> _Dataset records_:
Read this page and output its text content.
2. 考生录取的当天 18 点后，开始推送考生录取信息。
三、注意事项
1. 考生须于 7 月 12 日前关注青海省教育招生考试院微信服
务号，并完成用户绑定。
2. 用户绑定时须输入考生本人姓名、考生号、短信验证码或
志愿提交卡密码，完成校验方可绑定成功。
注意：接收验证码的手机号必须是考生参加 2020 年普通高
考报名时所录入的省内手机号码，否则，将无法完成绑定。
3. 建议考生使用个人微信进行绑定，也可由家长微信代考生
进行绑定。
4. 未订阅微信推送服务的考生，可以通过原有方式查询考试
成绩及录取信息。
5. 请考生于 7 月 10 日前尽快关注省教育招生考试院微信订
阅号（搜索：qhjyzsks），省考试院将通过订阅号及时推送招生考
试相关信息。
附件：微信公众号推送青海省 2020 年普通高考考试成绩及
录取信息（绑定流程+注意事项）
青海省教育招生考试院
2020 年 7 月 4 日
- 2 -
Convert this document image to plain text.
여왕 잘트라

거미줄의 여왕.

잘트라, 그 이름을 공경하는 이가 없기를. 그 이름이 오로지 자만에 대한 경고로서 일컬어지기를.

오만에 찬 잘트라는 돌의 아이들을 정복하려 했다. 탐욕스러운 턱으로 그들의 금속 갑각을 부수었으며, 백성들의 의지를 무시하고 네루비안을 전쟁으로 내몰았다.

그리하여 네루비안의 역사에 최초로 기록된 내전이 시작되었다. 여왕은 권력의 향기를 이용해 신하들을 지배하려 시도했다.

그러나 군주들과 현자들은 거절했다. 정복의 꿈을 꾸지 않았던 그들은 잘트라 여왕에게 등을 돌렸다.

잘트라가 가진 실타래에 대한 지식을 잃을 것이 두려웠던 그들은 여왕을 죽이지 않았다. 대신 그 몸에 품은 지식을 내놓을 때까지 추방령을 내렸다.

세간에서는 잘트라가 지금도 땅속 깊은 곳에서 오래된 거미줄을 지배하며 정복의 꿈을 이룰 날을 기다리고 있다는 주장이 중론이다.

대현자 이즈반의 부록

> _What the task asks_: Copy out each line of the records where the string "this" appears.

> _Task result_:
Read this page and output its text content.
Convert this document image to plain text.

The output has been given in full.